▶ [SHORT TASK] Collect each line containing "Glycerol".

(Data entries for graphics)
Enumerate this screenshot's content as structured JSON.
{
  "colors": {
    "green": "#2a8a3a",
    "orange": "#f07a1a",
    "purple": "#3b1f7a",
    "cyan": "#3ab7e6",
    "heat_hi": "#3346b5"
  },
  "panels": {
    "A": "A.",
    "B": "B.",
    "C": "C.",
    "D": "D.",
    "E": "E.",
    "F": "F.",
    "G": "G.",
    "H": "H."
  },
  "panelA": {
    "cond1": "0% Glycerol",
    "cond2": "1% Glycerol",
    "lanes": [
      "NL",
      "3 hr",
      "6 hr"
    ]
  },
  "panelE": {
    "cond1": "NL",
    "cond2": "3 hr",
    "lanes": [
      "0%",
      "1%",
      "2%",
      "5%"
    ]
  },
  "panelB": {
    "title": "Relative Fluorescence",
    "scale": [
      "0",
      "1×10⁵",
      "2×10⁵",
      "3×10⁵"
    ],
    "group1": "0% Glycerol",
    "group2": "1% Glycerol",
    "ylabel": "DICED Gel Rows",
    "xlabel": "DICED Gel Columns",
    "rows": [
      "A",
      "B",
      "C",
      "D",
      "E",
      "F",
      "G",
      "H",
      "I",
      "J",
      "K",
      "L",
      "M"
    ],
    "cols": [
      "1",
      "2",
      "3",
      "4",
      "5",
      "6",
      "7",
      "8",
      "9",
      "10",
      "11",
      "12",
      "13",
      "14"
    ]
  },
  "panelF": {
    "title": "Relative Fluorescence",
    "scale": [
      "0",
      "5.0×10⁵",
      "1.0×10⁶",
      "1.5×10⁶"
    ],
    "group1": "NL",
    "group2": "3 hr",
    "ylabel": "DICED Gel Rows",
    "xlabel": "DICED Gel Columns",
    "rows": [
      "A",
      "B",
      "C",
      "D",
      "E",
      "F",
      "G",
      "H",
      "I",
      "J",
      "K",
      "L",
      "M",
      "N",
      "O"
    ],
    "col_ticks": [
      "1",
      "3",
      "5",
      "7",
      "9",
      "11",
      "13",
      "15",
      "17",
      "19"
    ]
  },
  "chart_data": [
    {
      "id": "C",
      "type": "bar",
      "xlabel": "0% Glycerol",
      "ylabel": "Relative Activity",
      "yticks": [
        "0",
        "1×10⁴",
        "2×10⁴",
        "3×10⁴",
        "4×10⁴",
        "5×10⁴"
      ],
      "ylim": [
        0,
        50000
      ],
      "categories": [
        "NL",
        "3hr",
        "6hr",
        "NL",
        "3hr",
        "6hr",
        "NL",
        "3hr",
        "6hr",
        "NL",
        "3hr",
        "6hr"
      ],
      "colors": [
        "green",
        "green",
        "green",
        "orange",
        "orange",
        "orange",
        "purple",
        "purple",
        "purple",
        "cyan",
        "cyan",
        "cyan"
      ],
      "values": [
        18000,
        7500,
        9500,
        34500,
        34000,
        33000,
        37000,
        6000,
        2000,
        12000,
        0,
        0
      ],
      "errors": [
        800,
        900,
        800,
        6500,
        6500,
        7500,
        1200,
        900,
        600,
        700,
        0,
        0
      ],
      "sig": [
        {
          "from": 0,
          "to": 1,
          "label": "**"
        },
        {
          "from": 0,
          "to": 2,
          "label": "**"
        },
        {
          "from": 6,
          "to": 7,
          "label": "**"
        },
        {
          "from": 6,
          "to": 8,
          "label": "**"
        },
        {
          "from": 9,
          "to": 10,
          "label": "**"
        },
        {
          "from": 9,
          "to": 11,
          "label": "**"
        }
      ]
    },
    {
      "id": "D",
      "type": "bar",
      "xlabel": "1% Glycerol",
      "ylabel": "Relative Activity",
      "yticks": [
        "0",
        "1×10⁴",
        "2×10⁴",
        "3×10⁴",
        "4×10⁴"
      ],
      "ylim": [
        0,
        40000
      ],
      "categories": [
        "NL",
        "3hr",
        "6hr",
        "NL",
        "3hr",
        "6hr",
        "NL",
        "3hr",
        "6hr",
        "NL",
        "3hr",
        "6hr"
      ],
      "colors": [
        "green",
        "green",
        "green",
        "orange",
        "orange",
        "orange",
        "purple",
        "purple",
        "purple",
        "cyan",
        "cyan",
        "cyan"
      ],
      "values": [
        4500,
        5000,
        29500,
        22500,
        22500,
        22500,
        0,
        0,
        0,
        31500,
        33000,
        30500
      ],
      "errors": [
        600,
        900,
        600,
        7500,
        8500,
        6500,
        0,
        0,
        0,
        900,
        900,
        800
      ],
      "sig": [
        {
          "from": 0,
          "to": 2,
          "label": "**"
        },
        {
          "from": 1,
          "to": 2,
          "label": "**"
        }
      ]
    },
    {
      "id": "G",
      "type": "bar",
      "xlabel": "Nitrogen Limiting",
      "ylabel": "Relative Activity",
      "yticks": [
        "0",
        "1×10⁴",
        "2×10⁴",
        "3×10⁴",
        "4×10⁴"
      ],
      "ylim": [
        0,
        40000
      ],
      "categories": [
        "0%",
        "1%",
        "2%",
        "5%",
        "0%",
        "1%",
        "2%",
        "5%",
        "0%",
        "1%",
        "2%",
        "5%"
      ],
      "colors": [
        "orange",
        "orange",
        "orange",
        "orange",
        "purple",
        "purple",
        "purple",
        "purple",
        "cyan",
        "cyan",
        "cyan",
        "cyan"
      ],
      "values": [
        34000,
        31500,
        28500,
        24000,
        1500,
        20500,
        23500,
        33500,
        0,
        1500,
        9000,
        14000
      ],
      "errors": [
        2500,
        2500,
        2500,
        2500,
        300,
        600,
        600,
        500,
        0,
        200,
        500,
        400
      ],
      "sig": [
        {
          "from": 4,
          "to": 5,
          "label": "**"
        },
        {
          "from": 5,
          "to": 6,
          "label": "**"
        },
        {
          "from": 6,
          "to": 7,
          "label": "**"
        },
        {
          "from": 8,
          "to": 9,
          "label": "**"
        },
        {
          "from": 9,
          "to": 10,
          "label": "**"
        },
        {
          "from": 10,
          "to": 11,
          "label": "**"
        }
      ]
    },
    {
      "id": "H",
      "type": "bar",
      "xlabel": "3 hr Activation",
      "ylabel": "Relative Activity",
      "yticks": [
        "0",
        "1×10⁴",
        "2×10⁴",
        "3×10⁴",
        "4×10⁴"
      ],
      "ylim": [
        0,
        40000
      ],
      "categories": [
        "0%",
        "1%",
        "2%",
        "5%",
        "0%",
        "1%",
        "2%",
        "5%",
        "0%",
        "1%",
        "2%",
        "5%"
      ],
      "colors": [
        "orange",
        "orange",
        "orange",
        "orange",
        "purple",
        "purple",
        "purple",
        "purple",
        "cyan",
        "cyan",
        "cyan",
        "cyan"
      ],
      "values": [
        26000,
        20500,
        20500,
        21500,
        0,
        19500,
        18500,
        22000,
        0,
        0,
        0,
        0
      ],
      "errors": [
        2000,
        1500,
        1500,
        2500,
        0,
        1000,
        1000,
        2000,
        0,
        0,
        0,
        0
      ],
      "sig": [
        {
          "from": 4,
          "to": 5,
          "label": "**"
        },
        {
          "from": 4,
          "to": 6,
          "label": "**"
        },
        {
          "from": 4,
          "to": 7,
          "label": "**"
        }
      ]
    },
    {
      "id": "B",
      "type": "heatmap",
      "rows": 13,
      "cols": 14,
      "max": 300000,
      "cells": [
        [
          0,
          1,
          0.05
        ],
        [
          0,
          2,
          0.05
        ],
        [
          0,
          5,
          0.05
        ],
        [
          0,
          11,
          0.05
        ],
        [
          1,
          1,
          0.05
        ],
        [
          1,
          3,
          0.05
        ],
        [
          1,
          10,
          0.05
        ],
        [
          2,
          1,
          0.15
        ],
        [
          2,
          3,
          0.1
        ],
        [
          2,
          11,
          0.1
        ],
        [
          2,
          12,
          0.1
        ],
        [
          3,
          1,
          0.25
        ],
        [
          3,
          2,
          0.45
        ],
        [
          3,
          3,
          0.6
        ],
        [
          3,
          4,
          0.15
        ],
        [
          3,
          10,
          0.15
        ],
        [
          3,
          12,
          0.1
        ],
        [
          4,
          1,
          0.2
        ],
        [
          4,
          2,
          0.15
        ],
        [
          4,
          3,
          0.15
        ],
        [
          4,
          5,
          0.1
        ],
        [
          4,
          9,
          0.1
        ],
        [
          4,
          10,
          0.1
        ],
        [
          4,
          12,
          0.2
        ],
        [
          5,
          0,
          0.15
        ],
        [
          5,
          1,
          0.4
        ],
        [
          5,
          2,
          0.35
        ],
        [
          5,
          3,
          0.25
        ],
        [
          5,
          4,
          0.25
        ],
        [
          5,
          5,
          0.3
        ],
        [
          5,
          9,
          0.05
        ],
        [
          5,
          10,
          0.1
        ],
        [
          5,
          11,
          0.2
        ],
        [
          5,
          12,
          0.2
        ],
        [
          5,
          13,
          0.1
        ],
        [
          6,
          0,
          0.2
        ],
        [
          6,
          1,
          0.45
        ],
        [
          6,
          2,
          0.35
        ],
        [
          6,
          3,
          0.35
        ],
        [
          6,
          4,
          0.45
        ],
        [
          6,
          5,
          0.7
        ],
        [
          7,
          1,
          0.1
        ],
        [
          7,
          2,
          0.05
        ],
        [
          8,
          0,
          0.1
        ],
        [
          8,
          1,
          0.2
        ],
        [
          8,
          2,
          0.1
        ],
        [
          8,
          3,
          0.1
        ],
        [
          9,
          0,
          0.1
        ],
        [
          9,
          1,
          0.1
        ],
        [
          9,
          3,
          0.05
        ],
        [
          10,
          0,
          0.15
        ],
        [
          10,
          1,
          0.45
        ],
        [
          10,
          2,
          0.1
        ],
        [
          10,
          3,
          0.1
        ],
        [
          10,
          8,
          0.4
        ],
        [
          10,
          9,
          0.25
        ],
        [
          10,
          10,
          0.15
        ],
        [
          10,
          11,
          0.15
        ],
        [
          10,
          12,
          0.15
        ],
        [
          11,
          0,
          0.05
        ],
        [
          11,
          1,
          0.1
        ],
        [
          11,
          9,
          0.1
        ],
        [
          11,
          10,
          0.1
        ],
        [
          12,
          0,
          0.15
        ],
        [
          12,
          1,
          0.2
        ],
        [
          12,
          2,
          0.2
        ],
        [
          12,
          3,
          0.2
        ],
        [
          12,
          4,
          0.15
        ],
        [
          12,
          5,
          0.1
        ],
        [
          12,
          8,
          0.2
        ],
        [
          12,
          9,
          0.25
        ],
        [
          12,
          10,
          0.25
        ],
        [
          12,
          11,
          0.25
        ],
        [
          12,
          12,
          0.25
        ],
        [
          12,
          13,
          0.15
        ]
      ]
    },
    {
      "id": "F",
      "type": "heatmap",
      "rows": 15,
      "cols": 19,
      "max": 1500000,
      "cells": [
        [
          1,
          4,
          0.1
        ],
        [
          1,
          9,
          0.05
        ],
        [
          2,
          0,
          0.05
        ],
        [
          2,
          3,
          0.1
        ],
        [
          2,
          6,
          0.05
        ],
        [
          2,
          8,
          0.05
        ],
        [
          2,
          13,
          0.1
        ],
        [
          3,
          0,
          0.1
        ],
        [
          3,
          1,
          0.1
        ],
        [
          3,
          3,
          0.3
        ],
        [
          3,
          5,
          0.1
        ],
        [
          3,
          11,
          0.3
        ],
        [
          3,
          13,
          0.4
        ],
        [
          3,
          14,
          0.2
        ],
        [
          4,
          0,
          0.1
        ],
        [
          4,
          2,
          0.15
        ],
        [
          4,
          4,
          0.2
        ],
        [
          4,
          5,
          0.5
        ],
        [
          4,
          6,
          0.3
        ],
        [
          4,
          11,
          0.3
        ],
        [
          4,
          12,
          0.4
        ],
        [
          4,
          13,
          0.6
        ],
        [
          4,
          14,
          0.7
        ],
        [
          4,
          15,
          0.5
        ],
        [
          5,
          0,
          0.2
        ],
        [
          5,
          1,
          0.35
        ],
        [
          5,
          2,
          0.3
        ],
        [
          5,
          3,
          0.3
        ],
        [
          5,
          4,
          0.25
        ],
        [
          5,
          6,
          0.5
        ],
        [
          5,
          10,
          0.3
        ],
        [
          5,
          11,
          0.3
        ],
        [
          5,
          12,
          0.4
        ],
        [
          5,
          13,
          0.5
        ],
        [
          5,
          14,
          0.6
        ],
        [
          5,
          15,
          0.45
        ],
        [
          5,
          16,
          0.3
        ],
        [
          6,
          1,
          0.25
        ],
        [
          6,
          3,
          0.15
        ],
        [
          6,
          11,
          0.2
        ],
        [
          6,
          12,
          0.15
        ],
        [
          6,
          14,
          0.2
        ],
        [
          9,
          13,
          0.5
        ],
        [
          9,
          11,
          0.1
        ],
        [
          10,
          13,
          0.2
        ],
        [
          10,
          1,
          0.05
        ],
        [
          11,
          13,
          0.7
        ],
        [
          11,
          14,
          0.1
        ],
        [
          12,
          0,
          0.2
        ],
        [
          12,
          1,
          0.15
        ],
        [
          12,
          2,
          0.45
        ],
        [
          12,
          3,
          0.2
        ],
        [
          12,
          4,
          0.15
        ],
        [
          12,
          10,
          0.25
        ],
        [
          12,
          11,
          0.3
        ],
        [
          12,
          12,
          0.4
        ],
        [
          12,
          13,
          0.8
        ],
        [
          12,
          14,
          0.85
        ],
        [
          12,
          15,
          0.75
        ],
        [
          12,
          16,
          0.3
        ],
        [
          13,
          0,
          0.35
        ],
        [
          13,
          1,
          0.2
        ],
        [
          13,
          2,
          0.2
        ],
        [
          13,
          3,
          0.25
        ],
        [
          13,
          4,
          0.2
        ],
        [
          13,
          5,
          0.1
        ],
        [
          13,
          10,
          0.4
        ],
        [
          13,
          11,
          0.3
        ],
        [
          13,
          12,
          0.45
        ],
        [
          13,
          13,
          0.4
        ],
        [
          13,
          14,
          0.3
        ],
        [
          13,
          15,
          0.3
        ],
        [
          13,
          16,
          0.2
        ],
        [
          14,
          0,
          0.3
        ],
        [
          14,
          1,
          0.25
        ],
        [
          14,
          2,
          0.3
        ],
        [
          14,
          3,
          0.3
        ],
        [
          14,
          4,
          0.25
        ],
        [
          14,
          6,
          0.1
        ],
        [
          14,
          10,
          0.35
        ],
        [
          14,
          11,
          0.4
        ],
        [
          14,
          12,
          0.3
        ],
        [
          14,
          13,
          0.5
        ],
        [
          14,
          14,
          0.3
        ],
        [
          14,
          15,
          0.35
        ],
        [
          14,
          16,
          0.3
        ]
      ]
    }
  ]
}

▶ [FINISHED TASK]
    "cond1": "0% Glycerol",
    "cond2": "1% Glycerol",
    "group1": "0% Glycerol",
    "group2": "1% Glycerol",
      "xlabel": "0% Glycerol",
      "xlabel": "1% Glycerol",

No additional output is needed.